WHAT THE EXERCISE ASKS: Under this task are some entries; return every one of them exactly.

LISTED RECORDS:
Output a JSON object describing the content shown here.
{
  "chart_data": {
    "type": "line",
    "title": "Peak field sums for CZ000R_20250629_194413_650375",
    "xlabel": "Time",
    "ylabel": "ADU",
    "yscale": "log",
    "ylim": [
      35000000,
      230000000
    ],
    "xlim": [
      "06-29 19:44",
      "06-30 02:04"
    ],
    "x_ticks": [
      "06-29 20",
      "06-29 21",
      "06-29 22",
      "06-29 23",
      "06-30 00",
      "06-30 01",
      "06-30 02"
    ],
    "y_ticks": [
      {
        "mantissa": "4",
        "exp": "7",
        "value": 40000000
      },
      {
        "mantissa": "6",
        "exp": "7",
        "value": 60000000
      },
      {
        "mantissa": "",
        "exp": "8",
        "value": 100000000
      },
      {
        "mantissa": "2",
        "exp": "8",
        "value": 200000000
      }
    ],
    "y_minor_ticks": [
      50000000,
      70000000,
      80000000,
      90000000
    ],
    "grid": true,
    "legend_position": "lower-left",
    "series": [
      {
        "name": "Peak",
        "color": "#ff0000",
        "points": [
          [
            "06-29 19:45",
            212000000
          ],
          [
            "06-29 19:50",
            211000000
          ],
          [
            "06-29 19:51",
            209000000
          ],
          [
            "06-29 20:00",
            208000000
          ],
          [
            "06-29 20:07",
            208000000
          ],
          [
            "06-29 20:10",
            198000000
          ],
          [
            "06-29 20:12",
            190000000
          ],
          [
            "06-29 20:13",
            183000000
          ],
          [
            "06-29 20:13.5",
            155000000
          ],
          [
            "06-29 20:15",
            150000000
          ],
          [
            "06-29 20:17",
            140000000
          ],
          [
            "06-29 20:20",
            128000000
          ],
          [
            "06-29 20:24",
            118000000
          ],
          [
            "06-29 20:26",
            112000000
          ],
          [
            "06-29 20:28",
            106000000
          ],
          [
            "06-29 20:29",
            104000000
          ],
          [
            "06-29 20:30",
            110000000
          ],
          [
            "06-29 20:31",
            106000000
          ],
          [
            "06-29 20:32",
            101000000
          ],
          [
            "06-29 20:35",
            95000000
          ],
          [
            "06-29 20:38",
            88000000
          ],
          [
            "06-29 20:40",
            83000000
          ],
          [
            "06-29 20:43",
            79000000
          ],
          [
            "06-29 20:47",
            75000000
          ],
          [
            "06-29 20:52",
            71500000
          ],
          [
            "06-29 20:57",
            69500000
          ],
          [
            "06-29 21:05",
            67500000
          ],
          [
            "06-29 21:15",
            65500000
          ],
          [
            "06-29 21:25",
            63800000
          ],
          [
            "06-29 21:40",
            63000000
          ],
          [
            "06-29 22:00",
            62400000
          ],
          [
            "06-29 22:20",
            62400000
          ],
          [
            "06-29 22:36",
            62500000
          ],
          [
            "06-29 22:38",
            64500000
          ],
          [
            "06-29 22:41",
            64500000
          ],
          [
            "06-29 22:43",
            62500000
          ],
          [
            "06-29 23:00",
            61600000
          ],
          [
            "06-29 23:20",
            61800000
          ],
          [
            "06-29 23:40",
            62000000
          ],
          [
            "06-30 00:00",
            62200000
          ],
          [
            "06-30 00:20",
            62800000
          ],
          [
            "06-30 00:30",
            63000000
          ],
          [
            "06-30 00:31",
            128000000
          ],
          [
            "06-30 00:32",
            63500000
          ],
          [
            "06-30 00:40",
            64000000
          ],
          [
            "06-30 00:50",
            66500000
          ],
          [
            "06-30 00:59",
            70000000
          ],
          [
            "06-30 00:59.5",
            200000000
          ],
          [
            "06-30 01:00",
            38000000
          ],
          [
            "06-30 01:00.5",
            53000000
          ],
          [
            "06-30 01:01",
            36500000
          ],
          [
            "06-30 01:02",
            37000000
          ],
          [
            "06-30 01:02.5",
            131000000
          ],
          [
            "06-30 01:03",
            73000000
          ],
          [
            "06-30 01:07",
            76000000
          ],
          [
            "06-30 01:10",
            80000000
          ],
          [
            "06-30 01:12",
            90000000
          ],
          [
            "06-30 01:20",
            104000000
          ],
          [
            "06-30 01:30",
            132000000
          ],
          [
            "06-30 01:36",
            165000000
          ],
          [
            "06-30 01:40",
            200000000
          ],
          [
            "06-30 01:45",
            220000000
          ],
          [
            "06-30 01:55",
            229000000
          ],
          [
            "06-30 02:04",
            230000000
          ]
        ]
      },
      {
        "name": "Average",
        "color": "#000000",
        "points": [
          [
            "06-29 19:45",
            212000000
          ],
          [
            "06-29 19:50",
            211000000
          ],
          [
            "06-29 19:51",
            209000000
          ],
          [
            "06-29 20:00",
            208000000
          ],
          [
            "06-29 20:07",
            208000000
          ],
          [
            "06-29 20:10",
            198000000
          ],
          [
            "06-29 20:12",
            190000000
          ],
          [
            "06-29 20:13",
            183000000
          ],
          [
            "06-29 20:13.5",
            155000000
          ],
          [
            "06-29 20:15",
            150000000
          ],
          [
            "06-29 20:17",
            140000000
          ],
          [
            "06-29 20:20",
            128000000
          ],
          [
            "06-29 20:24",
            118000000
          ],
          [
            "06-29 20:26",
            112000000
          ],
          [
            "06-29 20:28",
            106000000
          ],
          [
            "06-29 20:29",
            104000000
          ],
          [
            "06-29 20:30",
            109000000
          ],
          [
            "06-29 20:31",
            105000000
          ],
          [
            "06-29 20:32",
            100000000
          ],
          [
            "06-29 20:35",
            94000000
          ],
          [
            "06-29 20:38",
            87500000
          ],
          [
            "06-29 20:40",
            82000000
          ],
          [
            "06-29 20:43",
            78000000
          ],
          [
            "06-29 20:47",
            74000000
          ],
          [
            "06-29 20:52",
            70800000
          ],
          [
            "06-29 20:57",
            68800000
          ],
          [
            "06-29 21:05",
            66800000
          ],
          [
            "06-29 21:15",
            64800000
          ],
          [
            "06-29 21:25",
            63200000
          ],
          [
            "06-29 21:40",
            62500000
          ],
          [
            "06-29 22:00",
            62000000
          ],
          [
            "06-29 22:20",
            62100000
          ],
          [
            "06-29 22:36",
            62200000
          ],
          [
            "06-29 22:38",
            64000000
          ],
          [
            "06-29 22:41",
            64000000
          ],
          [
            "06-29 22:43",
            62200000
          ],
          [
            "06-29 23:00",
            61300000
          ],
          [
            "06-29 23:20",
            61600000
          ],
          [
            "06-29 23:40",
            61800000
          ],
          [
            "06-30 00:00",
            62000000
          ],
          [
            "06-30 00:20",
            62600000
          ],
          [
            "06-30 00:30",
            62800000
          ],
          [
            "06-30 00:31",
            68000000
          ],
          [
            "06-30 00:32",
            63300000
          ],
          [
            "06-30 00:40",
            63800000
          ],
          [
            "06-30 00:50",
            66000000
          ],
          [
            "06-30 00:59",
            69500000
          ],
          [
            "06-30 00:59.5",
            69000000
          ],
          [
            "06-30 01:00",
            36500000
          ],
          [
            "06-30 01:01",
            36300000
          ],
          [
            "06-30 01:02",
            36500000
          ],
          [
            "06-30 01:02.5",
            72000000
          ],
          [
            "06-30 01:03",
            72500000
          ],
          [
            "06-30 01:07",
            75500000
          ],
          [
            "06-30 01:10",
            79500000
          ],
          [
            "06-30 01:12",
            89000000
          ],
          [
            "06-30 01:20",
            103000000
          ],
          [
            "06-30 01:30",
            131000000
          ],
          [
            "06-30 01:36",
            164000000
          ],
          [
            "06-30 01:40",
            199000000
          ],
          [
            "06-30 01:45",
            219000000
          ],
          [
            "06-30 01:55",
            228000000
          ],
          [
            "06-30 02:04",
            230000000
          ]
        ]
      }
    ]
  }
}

FULL OUTPUT:
Output a JSON object describing the content shown here.
{
  "chart_data": {
    "type": "line",
    "title": "Peak field sums for CZ000R_20250629_194413_650375",
    "xlabel": "Time",
    "ylabel": "ADU",
    "yscale": "log",
    "ylim": [
      35000000,
      230000000
    ],
    "xlim": [
      "06-29 19:44",
      "06-30 02:04"
    ],
    "x_ticks": [
      "06-29 20",
      "06-29 21",
      "06-29 22",
      "06-29 23",
      "06-30 00",
      "06-30 01",
      "06-30 02"
    ],
    "y_ticks": [
      {
        "mantissa": "4",
        "exp": "7",
        "value": 40000000
      },
      {
        "mantissa": "6",
        "exp": "7",
        "value": 60000000
      },
      {
        "mantissa": "",
        "exp": "8",
        "value": 100000000
      },
      {
        "mantissa": "2",
        "exp": "8",
        "value": 200000000
      }
    ],
    "y_minor_ticks": [
      50000000,
      70000000,
      80000000,
      90000000
    ],
    "grid": true,
    "legend_position": "lower-left",
    "series": [
      {
        "name": "Peak",
        "color": "#ff0000",
        "points": [
          [
            "06-29 19:45",
            212000000
          ],
          [
            "06-29 19:50",
            211000000
          ],
          [
            "06-29 19:51",
            209000000
          ],
          [
            "06-29 20:00",
            208000000
          ],
          [
            "06-29 20:07",
            208000000
          ],
          [
            "06-29 20:10",
            198000000
          ],
          [
            "06-29 20:12",
            190000000
          ],
          [
            "06-29 20:13",
            183000000
          ],
          [
            "06-29 20:13.5",
            155000000
          ],
          [
            "06-29 20:15",
            150000000
          ],
          [
            "06-29 20:17",
            140000000
          ],
          [
            "06-29 20:20",
            128000000
          ],
          [
            "06-29 20:24",
            118000000
          ],
          [
            "06-29 20:26",
            112000000
          ],
          [
            "06-29 20:28",
            106000000
          ],
          [
            "06-29 20:29",
            104000000
          ],
          [
            "06-29 20:30",
            110000000
          ],
          [
            "06-29 20:31",
            106000000
          ],
          [
            "06-29 20:32",
            101000000
          ],
          [
            "06-29 20:35",
            95000000
          ],
          [
            "06-29 20:38",
            88000000
          ],
          [
            "06-29 20:40",
            83000000
          ],
          [
            "06-29 20:43",
            79000000
          ],
          [
            "06-29 20:47",
            75000000
          ],
          [
            "06-29 20:52",
            71500000
          ],
          [
            "06-29 20:57",
            69500000
          ],
          [
            "06-29 21:05",
            67500000
          ],
          [
            "06-29 21:15",
            65500000
          ],
          [
            "06-29 21:25",
            63800000
          ],
          [
            "06-29 21:40",
            63000000
          ],
          [
            "06-29 22:00",
            62400000
          ],
          [
            "06-29 22:20",
            62400000
          ],
          [
            "06-29 22:36",
            62500000
          ],
          [
            "06-29 22:38",
            64500000
          ],
          [
            "06-29 22:41",
            64500000
          ],
          [
            "06-29 22:43",
            62500000
          ],
          [
            "06-29 23:00",
            61600000
          ],
          [
            "06-29 23:20",
            61800000
          ],
          [
            "06-29 23:40",
            62000000
          ],
          [
            "06-30 00:00",
            62200000
          ],
          [
            "06-30 00:20",
            62800000
          ],
          [
            "06-30 00:30",
            63000000
          ],
          [
            "06-30 00:31",
            128000000
          ],
          [
            "06-30 00:32",
            63500000
          ],
          [
            "06-30 00:40",
            64000000
          ],
          [
            "06-30 00:50",
            66500000
          ],
          [
            "06-30 00:59",
            70000000
          ],
          [
            "06-30 00:59.5",
            200000000
          ],
          [
            "06-30 01:00",
            38000000
          ],
          [
            "06-30 01:00.5",
            53000000
          ],
          [
            "06-30 01:01",
            36500000
          ],
          [
            "06-30 01:02",
            37000000
          ],
          [
            "06-30 01:02.5",
            131000000
          ],
          [
            "06-30 01:03",
            73000000
          ],
          [
            "06-30 01:07",
            76000000
          ],
          [
            "06-30 01:10",
            80000000
          ],
          [
            "06-30 01:12",
            90000000
          ],
          [
            "06-30 01:20",
            104000000
          ],
          [
            "06-30 01:30",
            132000000
          ],
          [
            "06-30 01:36",
            165000000
          ],
          [
            "06-30 01:40",
            200000000
          ],
          [
            "06-30 01:45",
            220000000
          ],
          [
            "06-30 01:55",
            229000000
          ],
          [
            "06-30 02:04",
            230000000
          ]
        ]
      },
      {
        "name": "Average",
        "color": "#000000",
        "points": [
          [
            "06-29 19:45",
            212000000
          ],
          [
            "06-29 19:50",
            211000000
          ],
          [
            "06-29 19:51",
            209000000
          ],
          [
            "06-29 20:00",
            208000000
          ],
          [
            "06-29 20:07",
            208000000
          ],
          [
            "06-29 20:10",
            198000000
          ],
          [
            "06-29 20:12",
            190000000
          ],
          [
            "06-29 20:13",
            183000000
          ],
          [
            "06-29 20:13.5",
            155000000
          ],
          [
            "06-29 20:15",
            150000000
          ],
          [
            "06-29 20:17",
            140000000
          ],
          [
            "06-29 20:20",
            128000000
          ],
          [
            "06-29 20:24",
            118000000
          ],
          [
            "06-29 20:26",
            112000000
          ],
          [
            "06-29 20:28",
            106000000
          ],
          [
            "06-29 20:29",
            104000000
          ],
          [
            "06-29 20:30",
            109000000
          ],
          [
            "06-29 20:31",
            105000000
          ],
          [
            "06-29 20:32",
            100000000
          ],
          [
            "06-29 20:35",
            94000000
          ],
          [
            "06-29 20:38",
            87500000
          ],
          [
            "06-29 20:40",
            82000000
          ],
          [
            "06-29 20:43",
            78000000
          ],
          [
            "06-29 20:47",
            74000000
          ],
          [
            "06-29 20:52",
            70800000
          ],
          [
            "06-29 20:57",
            68800000
          ],
          [
            "06-29 21:05",
            66800000
          ],
          [
            "06-29 21:15",
            64800000
          ],
          [
            "06-29 21:25",
            63200000
          ],
          [
            "06-29 21:40",
            62500000
          ],
          [
            "06-29 22:00",
            62000000
          ],
          [
            "06-29 22:20",
            62100000
          ],
          [
            "06-29 22:36",
            62200000
          ],
          [
            "06-29 22:38",
            64000000
          ],
          [
            "06-29 22:41",
            64000000
          ],
          [
            "06-29 22:43",
            62200000
          ],
          [
            "06-29 23:00",
            61300000
          ],
          [
            "06-29 23:20",
            61600000
          ],
          [
            "06-29 23:40",
            61800000
          ],
          [
            "06-30 00:00",
            62000000
          ],
          [
            "06-30 00:20",
            62600000
          ],
          [
            "06-30 00:30",
            62800000
          ],
          [
            "06-30 00:31",
            68000000
          ],
          [
            "06-30 00:32",
            63300000
          ],
          [
            "06-30 00:40",
            63800000
          ],
          [
            "06-30 00:50",
            66000000
          ],
          [
            "06-30 00:59",
            69500000
          ],
          [
            "06-30 00:59.5",
            69000000
          ],
          [
            "06-30 01:00",
            36500000
          ],
          [
            "06-30 01:01",
            36300000
          ],
          [
            "06-30 01:02",
            36500000
          ],
          [
            "06-30 01:02.5",
            72000000
          ],
          [
            "06-30 01:03",
            72500000
          ],
          [
            "06-30 01:07",
            75500000
          ],
          [
            "06-30 01:10",
            79500000
          ],
          [
            "06-30 01:12",
            89000000
          ],
          [
            "06-30 01:20",
            103000000
          ],
          [
            "06-30 01:30",
            131000000
          ],
          [
            "06-30 01:36",
            164000000
          ],
          [
            "06-30 01:40",
            199000000
          ],
          [
            "06-30 01:45",
            219000000
          ],
          [
            "06-30 01:55",
            228000000
          ],
          [
            "06-30 02:04",
            230000000
          ]
        ]
      }
    ]
  }
}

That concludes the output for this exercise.